■ **DATA**:
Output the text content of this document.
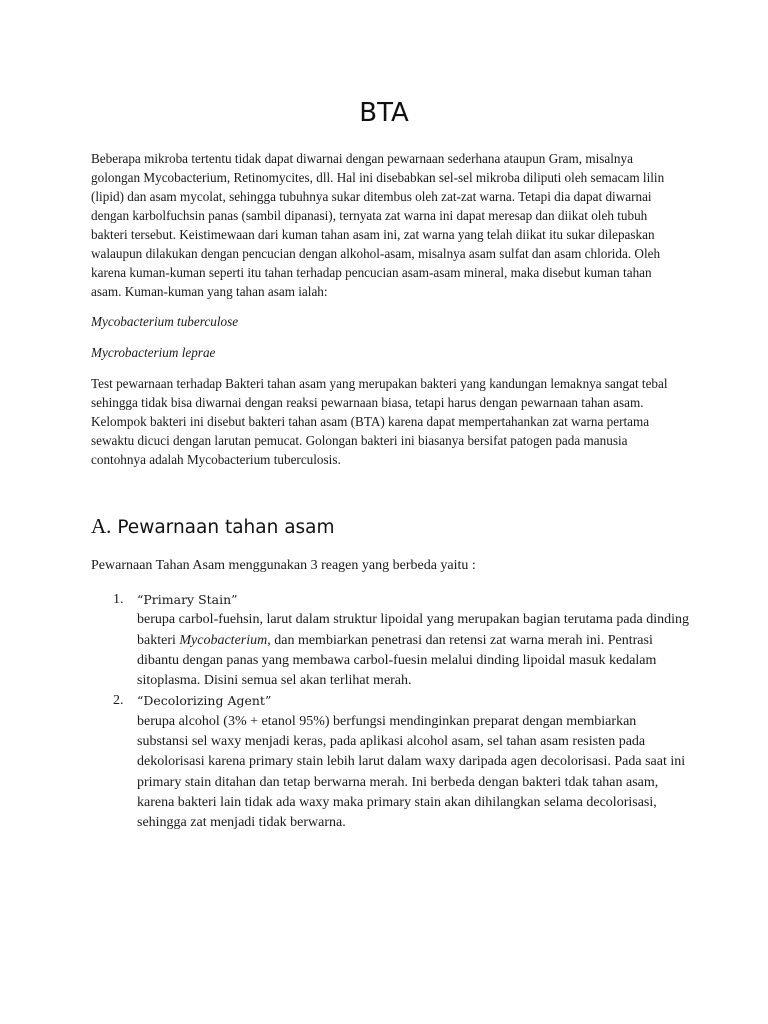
BTA

Beberapa mikroba tertentu tidak dapat diwarnai dengan pewarnaan sederhana ataupun Gram, misalnya golongan Mycobacterium, Retinomycites, dll. Hal ini disebabkan sel-sel mikroba diliputi oleh semacam lilin (lipid) dan asam mycolat, sehingga tubuhnya sukar ditembus oleh zat-zat warna. Tetapi dia dapat diwarnai dengan karbolfuchsin panas (sambil dipanasi), ternyata zat warna ini dapat meresap dan diikat oleh tubuh bakteri tersebut. Keistimewaan dari kuman tahan asam ini, zat warna yang telah diikat itu sukar dilepaskan walaupun dilakukan dengan pencucian dengan alkohol-asam, misalnya asam sulfat dan asam chlorida. Oleh karena kuman-kuman seperti itu tahan terhadap pencucian asam-asam mineral, maka disebut kuman tahan asam. Kuman-kuman yang tahan asam ialah:

Mycobacterium tuberculose

Mycrobacterium leprae

Test pewarnaan terhadap Bakteri tahan asam yang merupakan bakteri yang kandungan lemaknya sangat tebal sehingga tidak bisa diwarnai dengan reaksi pewarnaan biasa, tetapi harus dengan pewarnaan tahan asam. Kelompok bakteri ini disebut bakteri tahan asam (BTA) karena dapat mempertahankan zat warna pertama sewaktu dicuci dengan larutan pemucat. Golongan bakteri ini biasanya bersifat patogen pada manusia contohnya adalah Mycobacterium tuberculosis.

A. Pewarnaan tahan asam
Pewarnaan Tahan Asam menggunakan 3 reagen yang berbeda yaitu :
1. “Primary Stain”
berupa carbol-fuehsin, larut dalam struktur lipoidal yang merupakan bagian terutama pada dinding bakteri Mycobacterium, dan membiarkan penetrasi dan retensi zat warna merah ini. Pentrasi dibantu dengan panas yang membawa carbol-fuesin melalui dinding lipoidal masuk kedalam sitoplasma. Disini semua sel akan terlihat merah.
2. “Decolorizing Agent”
berupa alcohol (3% + etanol 95%) berfungsi mendinginkan preparat dengan membiarkan substansi sel waxy menjadi keras, pada aplikasi alcohol asam, sel tahan asam resisten pada dekolorisasi karena primary stain lebih larut dalam waxy daripada agen decolorisasi. Pada saat ini primary stain ditahan dan tetap berwarna merah. Ini berbeda dengan bakteri tdak tahan asam, karena bakteri lain tidak ada waxy maka primary stain akan dihilangkan selama decolorisasi, sehingga zat menjadi tidak berwarna.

■ **INSTRUCTIONS TO FOLLOW**: Write the records out exactly once more, leaving off the pictures.

■ **EXERCISE RESULT**:
Output the text content of this document.
BTA

Beberapa mikroba tertentu tidak dapat diwarnai dengan pewarnaan sederhana ataupun Gram, misalnya golongan Mycobacterium, Retinomycites, dll. Hal ini disebabkan sel-sel mikroba diliputi oleh semacam lilin (lipid) dan asam mycolat, sehingga tubuhnya sukar ditembus oleh zat-zat warna. Tetapi dia dapat diwarnai dengan karbolfuchsin panas (sambil dipanasi), ternyata zat warna ini dapat meresap dan diikat oleh tubuh bakteri tersebut. Keistimewaan dari kuman tahan asam ini, zat warna yang telah diikat itu sukar dilepaskan walaupun dilakukan dengan pencucian dengan alkohol-asam, misalnya asam sulfat dan asam chlorida. Oleh karena kuman-kuman seperti itu tahan terhadap pencucian asam-asam mineral, maka disebut kuman tahan asam. Kuman-kuman yang tahan asam ialah:

Mycobacterium tuberculose

Mycrobacterium leprae

Test pewarnaan terhadap Bakteri tahan asam yang merupakan bakteri yang kandungan lemaknya sangat tebal sehingga tidak bisa diwarnai dengan reaksi pewarnaan biasa, tetapi harus dengan pewarnaan tahan asam. Kelompok bakteri ini disebut bakteri tahan asam (BTA) karena dapat mempertahankan zat warna pertama sewaktu dicuci dengan larutan pemucat. Golongan bakteri ini biasanya bersifat patogen pada manusia contohnya adalah Mycobacterium tuberculosis.

A. Pewarnaan tahan asam
Pewarnaan Tahan Asam menggunakan 3 reagen yang berbeda yaitu :
1. “Primary Stain”
berupa carbol-fuehsin, larut dalam struktur lipoidal yang merupakan bagian terutama pada dinding bakteri Mycobacterium, dan membiarkan penetrasi dan retensi zat warna merah ini. Pentrasi dibantu dengan panas yang membawa carbol-fuesin melalui dinding lipoidal masuk kedalam sitoplasma. Disini semua sel akan terlihat merah.
2. “Decolorizing Agent”
berupa alcohol (3% + etanol 95%) berfungsi mendinginkan preparat dengan membiarkan substansi sel waxy menjadi keras, pada aplikasi alcohol asam, sel tahan asam resisten pada dekolorisasi karena primary stain lebih larut dalam waxy daripada agen decolorisasi. Pada saat ini primary stain ditahan dan tetap berwarna merah. Ini berbeda dengan bakteri tdak tahan asam, karena bakteri lain tidak ada waxy maka primary stain akan dihilangkan selama decolorisasi, sehingga zat menjadi tidak berwarna.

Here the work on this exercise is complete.